_What is asked:_
Copy each line below in which the string "camera" occurs.

_Entries provided:_
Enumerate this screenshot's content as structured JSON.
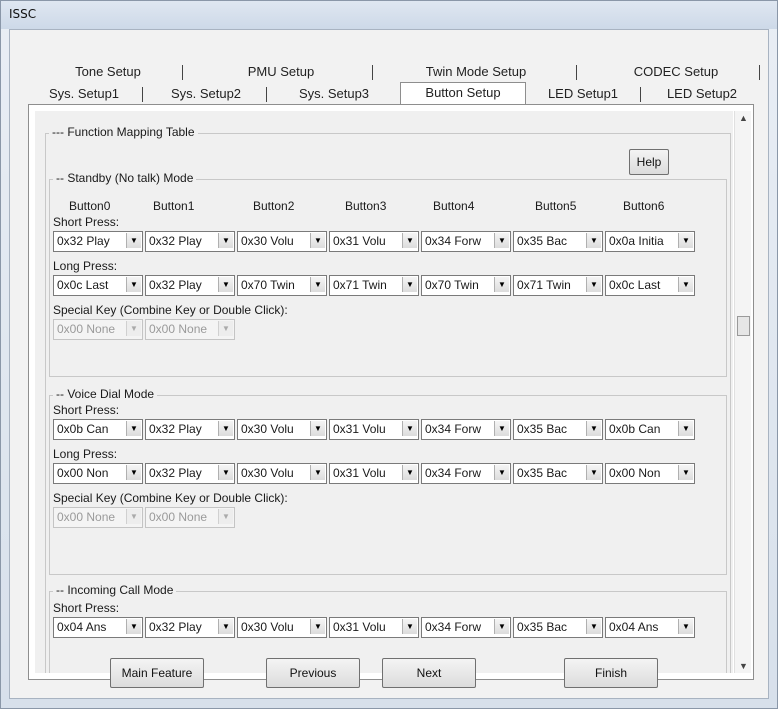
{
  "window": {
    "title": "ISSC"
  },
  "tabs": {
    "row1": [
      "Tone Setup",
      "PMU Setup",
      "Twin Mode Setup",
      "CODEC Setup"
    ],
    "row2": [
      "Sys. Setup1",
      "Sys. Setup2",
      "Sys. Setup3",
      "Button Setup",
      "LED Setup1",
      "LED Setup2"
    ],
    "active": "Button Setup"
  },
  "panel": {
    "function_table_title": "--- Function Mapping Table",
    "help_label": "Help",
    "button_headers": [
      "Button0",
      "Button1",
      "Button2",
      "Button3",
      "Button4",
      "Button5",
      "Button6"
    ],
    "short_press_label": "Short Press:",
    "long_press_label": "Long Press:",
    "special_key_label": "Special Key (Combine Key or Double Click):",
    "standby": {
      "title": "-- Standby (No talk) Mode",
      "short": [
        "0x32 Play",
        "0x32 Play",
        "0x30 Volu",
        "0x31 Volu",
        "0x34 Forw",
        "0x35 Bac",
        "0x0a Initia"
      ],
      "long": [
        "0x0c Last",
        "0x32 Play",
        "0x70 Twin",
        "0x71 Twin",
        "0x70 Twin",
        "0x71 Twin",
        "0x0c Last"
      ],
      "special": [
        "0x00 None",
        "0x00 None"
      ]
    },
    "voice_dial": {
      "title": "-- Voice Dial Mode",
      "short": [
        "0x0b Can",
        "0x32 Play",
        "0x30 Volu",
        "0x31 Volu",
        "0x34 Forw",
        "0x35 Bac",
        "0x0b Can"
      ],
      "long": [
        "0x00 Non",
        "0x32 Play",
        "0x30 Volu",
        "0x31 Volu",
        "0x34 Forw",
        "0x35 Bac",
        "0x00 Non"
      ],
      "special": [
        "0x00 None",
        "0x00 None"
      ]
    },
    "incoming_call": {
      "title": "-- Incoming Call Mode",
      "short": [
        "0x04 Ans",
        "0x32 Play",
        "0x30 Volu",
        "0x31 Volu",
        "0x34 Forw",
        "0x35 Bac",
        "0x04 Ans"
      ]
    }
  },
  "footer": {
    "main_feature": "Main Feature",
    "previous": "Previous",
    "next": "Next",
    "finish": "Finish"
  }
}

* * *

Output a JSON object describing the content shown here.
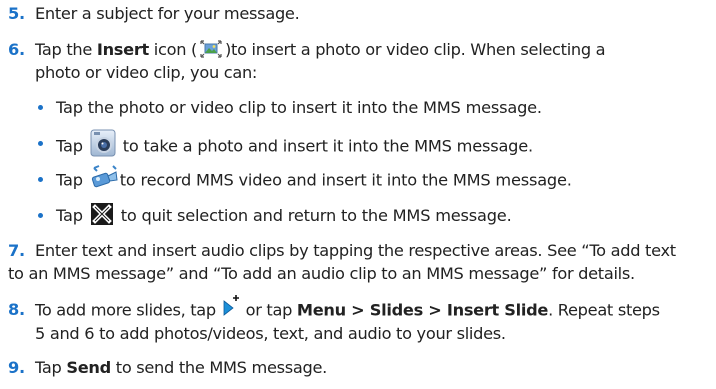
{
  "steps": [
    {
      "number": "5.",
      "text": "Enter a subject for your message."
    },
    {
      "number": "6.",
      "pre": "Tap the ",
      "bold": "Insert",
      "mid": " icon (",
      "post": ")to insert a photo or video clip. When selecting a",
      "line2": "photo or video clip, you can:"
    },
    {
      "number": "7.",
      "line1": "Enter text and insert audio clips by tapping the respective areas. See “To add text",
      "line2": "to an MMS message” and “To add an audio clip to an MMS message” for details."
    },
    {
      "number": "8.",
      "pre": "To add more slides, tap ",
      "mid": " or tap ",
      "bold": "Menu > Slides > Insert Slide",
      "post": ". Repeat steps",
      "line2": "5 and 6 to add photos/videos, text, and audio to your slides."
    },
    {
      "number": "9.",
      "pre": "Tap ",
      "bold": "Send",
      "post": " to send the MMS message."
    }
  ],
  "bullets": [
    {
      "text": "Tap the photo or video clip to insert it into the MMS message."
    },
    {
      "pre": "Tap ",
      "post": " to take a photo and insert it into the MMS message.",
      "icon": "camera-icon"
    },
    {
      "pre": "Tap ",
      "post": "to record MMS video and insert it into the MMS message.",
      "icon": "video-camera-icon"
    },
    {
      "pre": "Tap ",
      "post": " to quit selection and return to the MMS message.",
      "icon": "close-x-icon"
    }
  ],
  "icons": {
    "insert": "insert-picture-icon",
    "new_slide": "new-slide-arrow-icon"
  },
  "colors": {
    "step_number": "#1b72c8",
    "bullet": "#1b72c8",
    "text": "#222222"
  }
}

==

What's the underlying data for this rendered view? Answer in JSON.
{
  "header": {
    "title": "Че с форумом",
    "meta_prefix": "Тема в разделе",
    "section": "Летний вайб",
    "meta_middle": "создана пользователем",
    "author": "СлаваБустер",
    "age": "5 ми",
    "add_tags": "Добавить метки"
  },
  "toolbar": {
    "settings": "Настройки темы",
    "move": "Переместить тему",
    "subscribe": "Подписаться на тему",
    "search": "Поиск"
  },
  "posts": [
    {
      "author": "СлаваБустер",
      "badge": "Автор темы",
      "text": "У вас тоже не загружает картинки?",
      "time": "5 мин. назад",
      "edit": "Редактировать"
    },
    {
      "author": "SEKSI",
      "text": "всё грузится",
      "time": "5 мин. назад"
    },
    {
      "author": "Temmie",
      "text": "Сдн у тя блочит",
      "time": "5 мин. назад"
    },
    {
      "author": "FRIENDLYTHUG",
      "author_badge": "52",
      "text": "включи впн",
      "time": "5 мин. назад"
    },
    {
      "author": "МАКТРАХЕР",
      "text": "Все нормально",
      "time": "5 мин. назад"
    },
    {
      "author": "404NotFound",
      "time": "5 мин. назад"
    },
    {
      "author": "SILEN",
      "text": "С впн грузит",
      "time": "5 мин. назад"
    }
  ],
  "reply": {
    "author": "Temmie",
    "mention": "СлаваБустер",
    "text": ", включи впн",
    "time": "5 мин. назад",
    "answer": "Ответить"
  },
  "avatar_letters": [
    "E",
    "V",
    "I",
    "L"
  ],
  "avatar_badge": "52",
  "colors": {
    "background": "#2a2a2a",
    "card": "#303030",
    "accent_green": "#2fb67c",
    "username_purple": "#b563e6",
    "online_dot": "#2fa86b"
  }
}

_Answer to the task:_
      "icon": "camera-icon"
      "icon": "video-camera-icon"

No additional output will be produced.